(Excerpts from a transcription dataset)
== == ==

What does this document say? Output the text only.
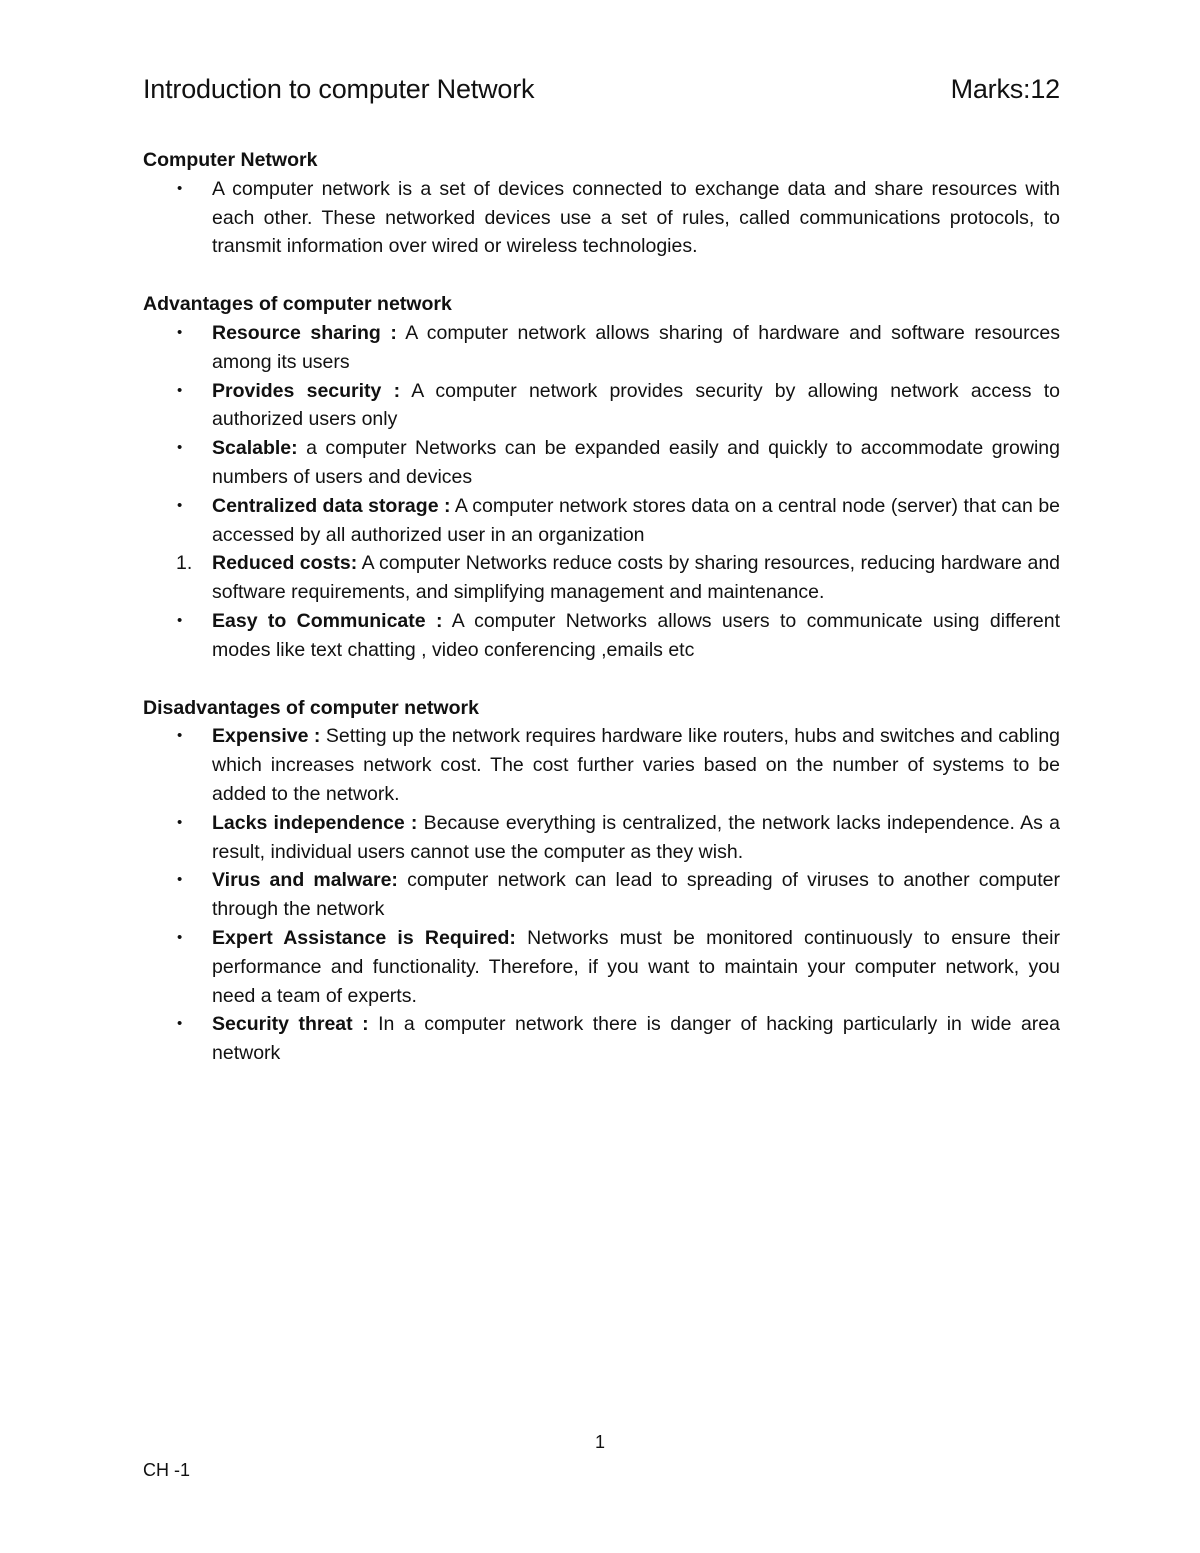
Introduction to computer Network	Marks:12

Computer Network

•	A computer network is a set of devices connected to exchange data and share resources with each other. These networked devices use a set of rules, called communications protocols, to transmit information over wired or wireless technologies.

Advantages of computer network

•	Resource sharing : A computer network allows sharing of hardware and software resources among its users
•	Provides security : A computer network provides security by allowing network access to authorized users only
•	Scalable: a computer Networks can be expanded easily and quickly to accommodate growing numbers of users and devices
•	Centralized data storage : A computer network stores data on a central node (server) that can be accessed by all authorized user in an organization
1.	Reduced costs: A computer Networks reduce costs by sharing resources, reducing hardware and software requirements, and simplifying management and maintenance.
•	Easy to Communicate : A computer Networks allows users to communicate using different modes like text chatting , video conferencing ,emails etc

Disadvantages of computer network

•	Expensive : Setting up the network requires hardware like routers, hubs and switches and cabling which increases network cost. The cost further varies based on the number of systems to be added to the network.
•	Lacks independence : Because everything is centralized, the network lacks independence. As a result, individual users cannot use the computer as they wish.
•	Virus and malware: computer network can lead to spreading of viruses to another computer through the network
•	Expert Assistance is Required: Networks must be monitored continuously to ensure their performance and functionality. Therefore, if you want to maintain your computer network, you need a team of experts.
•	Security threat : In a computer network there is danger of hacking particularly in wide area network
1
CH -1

== == ==

*Work to complete*
Write every line above again exactly, but leave the pictures out.

*Written reply*
What does this document say? Output the text only.
Introduction to computer Network	Marks:12

Computer Network

•	A computer network is a set of devices connected to exchange data and share resources with each other. These networked devices use a set of rules, called communications protocols, to transmit information over wired or wireless technologies.

Advantages of computer network

•	Resource sharing : A computer network allows sharing of hardware and software resources among its users
•	Provides security : A computer network provides security by allowing network access to authorized users only
•	Scalable: a computer Networks can be expanded easily and quickly to accommodate growing numbers of users and devices
•	Centralized data storage : A computer network stores data on a central node (server) that can be accessed by all authorized user in an organization
1.	Reduced costs: A computer Networks reduce costs by sharing resources, reducing hardware and software requirements, and simplifying management and maintenance.
•	Easy to Communicate : A computer Networks allows users to communicate using different modes like text chatting , video conferencing ,emails etc

Disadvantages of computer network

•	Expensive : Setting up the network requires hardware like routers, hubs and switches and cabling which increases network cost. The cost further varies based on the number of systems to be added to the network.
•	Lacks independence : Because everything is centralized, the network lacks independence. As a result, individual users cannot use the computer as they wish.
•	Virus and malware: computer network can lead to spreading of viruses to another computer through the network
•	Expert Assistance is Required: Networks must be monitored continuously to ensure their performance and functionality. Therefore, if you want to maintain your computer network, you need a team of experts.
•	Security threat : In a computer network there is danger of hacking particularly in wide area network
1
CH -1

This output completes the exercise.